• **What to do**: Collect the lines of the entries where "dolor" shows up.

====================

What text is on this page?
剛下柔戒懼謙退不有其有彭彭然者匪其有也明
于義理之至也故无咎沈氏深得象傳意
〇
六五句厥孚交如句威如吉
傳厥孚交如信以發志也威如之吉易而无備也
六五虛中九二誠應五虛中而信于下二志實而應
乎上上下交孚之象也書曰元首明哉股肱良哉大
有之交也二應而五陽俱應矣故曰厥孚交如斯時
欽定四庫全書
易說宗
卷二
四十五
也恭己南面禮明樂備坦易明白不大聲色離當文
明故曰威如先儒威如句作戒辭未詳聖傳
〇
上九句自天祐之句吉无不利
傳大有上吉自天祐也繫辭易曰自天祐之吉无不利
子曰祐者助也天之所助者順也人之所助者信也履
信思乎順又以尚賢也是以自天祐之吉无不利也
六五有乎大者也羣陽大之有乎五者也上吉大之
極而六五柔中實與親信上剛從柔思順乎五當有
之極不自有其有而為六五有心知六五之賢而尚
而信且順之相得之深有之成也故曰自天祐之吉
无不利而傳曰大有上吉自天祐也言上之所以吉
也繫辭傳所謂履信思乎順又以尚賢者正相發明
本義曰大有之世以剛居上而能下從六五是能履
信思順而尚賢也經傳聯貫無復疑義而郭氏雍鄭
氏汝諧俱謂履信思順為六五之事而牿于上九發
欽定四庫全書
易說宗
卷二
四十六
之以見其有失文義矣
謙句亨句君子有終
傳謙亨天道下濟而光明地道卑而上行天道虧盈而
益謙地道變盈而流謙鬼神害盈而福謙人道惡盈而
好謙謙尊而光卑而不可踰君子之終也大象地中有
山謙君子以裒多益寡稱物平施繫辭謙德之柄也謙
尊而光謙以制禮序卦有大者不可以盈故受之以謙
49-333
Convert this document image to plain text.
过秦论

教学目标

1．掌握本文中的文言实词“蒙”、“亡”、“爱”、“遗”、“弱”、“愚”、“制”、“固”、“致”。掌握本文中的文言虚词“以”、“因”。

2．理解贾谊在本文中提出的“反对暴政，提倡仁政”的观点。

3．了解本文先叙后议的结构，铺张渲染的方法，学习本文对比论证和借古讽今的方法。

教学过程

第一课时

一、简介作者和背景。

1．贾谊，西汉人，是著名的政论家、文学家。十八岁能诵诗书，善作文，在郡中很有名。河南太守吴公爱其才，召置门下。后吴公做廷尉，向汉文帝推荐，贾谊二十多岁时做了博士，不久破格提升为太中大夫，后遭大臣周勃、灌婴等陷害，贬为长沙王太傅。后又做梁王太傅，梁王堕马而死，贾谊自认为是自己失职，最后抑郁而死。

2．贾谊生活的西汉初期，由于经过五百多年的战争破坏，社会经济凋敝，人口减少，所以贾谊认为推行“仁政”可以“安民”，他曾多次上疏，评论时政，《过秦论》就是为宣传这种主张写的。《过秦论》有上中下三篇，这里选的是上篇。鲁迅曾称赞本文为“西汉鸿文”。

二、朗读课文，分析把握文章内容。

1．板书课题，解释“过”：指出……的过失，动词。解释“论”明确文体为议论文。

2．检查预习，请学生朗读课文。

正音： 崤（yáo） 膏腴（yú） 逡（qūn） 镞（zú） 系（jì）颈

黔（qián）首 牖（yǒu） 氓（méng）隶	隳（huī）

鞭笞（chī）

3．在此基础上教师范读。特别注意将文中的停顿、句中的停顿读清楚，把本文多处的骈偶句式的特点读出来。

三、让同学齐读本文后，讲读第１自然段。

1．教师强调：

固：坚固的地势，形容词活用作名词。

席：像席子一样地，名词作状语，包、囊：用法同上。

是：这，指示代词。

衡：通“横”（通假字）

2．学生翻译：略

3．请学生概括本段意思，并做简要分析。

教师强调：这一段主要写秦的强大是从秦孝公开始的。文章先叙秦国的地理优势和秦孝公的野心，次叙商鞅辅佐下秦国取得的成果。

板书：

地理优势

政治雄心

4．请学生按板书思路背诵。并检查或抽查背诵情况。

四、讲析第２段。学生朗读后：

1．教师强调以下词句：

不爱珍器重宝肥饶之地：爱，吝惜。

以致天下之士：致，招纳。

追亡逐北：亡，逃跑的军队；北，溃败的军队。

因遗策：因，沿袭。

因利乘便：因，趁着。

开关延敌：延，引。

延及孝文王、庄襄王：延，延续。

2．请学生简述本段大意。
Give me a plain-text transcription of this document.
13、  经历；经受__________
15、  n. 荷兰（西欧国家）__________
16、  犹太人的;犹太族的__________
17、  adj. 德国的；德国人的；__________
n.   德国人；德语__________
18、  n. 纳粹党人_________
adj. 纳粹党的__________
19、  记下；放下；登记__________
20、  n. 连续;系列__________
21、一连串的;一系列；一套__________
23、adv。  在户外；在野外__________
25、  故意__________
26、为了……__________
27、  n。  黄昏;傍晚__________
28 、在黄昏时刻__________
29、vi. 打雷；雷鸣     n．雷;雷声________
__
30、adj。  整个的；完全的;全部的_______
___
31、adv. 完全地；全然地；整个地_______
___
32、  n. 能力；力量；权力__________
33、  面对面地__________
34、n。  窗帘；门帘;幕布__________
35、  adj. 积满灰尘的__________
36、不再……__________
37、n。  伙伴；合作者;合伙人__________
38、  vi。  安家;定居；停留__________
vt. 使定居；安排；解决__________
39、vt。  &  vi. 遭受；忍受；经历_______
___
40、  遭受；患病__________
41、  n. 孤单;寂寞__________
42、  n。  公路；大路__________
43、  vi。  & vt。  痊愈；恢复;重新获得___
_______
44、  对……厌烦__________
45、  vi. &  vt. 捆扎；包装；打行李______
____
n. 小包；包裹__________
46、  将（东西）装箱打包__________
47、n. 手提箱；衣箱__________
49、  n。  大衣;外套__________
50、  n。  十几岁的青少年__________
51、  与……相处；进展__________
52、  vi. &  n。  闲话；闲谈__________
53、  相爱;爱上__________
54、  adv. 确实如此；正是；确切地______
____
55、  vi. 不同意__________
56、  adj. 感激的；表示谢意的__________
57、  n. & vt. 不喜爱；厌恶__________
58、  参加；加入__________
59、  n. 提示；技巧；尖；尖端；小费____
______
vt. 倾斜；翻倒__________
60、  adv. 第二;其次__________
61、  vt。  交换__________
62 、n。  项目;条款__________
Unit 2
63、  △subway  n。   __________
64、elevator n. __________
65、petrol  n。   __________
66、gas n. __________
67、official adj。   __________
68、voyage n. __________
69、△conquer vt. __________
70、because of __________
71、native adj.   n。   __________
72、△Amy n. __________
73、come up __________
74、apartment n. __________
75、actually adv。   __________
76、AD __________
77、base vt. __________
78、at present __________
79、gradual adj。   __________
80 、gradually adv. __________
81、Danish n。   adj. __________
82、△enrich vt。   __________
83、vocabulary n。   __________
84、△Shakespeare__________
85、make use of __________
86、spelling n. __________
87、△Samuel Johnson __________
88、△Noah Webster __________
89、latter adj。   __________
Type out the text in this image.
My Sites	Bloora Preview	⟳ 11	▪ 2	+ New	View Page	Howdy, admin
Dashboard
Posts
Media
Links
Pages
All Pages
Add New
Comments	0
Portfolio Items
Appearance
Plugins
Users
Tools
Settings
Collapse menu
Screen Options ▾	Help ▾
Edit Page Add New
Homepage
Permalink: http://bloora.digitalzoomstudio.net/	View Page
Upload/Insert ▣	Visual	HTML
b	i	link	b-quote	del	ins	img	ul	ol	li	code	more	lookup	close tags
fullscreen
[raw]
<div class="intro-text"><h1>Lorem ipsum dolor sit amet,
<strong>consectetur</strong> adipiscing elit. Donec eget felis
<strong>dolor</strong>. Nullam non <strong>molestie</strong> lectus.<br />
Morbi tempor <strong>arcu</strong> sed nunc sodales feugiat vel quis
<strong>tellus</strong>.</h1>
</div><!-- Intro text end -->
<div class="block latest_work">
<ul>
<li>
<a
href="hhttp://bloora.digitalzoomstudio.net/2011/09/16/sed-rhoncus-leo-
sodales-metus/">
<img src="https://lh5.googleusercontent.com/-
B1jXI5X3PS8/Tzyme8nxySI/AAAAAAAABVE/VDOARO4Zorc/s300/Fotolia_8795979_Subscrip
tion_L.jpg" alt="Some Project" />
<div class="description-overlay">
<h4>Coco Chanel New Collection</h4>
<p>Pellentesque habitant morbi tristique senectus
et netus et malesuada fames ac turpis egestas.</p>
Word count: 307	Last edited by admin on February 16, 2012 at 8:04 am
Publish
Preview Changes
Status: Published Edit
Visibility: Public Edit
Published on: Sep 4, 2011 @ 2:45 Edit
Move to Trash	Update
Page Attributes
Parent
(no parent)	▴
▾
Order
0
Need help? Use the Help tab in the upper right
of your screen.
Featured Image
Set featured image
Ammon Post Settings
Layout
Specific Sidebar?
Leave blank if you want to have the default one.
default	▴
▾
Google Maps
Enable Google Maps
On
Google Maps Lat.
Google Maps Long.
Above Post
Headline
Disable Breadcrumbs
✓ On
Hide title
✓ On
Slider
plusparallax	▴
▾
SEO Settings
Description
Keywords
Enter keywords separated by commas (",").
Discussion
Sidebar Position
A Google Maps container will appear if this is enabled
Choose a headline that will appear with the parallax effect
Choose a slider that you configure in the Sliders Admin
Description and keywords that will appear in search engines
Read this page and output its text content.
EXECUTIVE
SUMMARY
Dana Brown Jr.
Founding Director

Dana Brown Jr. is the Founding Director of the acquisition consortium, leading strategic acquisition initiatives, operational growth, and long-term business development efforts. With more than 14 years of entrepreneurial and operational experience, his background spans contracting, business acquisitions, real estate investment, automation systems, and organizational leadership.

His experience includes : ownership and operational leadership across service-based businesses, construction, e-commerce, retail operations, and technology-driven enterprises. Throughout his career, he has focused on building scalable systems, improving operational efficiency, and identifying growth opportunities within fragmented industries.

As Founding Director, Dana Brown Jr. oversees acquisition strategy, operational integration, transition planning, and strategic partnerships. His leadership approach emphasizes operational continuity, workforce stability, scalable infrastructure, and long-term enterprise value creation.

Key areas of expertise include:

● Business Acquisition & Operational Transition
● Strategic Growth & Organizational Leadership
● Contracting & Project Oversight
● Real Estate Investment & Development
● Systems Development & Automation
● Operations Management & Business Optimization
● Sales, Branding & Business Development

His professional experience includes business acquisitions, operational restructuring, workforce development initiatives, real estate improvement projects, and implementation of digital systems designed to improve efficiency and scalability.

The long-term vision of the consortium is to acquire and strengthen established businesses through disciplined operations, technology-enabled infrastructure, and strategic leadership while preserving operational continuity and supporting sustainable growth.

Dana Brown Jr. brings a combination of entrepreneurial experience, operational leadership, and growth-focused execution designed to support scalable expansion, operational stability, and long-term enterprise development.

====================

• **Exercise solution**:
<div class="intro-text"><h1>Lorem ipsum dolor sit amet,
<strong>dolor</strong>. Nullam non <strong>molestie</strong> lectus.<br />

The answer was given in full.